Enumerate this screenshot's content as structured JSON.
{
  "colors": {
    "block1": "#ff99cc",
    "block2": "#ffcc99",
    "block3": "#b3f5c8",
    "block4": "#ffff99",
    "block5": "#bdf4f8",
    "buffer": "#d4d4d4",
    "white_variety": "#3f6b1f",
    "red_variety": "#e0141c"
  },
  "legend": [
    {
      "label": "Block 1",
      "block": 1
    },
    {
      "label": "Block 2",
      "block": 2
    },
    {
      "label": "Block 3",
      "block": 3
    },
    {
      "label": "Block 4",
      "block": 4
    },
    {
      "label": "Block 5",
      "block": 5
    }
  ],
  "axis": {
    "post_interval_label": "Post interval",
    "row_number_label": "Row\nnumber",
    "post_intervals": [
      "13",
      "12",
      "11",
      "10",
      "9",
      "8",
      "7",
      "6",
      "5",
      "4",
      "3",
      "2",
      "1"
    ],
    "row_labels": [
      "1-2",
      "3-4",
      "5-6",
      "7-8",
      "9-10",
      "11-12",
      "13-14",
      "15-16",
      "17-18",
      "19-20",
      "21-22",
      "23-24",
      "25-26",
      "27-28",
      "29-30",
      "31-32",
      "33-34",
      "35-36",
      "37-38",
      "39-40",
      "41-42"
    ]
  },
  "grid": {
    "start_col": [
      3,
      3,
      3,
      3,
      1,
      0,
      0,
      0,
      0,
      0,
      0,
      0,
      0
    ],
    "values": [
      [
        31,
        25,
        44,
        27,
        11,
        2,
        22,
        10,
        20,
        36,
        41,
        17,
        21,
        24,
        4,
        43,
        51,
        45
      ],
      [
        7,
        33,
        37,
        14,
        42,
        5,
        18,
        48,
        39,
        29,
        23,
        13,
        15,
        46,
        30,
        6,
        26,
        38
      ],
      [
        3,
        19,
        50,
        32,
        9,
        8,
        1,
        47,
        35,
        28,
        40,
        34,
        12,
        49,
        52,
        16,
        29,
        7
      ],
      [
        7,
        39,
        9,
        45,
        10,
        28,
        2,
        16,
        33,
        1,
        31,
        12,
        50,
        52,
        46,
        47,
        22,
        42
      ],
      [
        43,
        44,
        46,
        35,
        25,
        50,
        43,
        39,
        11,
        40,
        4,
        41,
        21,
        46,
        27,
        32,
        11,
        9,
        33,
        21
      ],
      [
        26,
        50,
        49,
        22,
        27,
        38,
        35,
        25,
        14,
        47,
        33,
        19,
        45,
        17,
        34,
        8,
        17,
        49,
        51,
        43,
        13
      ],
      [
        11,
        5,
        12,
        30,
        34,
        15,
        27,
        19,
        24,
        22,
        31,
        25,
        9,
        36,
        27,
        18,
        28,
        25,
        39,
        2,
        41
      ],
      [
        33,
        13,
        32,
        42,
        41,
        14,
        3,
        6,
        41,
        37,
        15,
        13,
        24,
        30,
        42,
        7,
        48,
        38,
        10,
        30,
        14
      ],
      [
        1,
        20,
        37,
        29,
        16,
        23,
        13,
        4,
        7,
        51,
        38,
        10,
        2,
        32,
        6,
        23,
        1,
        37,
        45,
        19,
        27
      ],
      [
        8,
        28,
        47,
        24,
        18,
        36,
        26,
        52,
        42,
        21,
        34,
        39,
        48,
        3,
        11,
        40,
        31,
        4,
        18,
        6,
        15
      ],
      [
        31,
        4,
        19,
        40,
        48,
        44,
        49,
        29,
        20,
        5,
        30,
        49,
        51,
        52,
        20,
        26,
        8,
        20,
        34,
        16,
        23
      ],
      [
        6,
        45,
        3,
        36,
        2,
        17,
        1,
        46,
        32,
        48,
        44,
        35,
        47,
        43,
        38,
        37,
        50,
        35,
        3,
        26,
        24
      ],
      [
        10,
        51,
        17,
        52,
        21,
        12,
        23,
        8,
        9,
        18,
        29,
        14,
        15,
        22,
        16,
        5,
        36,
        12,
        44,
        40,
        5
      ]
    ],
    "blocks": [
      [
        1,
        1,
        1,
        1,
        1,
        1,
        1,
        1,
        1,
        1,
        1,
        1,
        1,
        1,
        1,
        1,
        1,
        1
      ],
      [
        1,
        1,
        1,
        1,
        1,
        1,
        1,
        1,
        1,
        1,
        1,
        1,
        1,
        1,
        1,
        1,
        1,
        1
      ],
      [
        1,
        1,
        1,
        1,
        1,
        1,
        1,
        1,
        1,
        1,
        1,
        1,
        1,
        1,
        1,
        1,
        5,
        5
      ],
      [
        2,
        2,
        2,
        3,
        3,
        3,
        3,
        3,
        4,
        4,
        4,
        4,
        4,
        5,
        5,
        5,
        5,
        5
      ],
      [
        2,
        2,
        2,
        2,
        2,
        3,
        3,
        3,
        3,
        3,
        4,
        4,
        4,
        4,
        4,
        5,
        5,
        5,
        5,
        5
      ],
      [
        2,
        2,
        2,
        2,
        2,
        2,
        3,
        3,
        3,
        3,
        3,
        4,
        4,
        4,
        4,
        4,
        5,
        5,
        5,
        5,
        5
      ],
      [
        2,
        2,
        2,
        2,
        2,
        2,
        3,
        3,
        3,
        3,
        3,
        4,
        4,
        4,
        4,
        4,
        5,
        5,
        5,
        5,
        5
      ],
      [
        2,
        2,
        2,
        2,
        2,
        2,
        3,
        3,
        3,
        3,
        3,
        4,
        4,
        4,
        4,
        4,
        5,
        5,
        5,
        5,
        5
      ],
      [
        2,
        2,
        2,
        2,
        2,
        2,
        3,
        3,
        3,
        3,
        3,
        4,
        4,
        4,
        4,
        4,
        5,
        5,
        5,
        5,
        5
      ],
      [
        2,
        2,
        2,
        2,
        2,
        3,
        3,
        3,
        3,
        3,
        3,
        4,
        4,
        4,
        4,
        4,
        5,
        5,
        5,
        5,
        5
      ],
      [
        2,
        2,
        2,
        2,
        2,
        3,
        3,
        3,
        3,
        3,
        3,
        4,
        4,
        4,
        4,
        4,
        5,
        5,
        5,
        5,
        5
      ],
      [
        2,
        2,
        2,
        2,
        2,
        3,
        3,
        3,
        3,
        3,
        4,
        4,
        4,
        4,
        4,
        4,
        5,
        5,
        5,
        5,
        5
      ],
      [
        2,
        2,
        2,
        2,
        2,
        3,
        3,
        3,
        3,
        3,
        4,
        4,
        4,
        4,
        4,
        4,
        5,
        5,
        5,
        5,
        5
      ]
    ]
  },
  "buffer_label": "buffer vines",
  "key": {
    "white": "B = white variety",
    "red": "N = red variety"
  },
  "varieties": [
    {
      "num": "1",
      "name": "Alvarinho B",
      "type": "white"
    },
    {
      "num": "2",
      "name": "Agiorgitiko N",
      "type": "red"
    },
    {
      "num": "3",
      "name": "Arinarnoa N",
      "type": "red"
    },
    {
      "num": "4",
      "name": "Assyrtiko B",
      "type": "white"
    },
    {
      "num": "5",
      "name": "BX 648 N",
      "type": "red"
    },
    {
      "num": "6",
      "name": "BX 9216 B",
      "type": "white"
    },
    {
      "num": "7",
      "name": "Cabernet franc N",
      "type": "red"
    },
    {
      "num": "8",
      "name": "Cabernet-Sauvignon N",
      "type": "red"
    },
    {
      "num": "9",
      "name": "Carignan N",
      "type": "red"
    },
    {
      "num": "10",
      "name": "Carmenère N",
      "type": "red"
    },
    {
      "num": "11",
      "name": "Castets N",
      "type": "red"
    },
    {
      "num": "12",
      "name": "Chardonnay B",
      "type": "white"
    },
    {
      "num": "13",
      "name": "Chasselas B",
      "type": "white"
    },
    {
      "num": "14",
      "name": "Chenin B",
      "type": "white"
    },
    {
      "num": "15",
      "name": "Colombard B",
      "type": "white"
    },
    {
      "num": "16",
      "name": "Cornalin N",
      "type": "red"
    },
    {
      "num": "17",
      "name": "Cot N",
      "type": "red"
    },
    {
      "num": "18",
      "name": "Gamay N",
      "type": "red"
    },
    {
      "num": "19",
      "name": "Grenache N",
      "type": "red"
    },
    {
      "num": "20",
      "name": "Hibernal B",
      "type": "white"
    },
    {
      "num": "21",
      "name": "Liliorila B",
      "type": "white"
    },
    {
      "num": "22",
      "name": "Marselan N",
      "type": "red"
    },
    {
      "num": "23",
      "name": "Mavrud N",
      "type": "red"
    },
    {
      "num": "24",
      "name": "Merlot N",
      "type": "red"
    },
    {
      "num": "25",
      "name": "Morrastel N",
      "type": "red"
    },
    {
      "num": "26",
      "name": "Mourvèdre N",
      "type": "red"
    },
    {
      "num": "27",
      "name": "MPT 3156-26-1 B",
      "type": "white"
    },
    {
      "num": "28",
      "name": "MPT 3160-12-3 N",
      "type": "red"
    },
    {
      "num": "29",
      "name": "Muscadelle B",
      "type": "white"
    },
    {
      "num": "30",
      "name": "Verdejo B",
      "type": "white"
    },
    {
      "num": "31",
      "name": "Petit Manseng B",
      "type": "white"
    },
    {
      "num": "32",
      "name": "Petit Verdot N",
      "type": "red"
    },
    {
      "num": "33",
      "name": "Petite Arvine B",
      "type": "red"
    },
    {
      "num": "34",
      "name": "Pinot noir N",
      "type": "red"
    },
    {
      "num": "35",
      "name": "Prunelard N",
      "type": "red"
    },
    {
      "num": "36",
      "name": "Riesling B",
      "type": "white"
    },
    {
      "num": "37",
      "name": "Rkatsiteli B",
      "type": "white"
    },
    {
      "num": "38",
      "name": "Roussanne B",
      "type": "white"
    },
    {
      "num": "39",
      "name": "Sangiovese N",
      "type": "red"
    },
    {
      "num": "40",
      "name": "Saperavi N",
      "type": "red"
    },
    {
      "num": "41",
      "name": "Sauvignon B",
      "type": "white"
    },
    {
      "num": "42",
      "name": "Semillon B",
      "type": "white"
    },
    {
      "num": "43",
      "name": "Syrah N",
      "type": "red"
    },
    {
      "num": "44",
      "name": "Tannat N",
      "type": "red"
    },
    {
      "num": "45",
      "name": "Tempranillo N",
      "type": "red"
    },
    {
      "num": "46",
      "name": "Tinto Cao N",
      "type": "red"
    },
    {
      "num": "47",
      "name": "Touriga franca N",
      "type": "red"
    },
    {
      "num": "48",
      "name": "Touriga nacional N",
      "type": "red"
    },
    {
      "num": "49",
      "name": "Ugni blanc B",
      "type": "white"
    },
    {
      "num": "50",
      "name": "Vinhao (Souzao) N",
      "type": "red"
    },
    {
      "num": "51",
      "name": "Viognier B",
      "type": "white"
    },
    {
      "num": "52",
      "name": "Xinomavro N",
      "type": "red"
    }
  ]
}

## TASK BRIEF
From the data above, copy each line that holds "Cabernet".

## PROBLEM SOLUTION
      "name": "Cabernet franc N",
      "name": "Cabernet-Sauvignon N",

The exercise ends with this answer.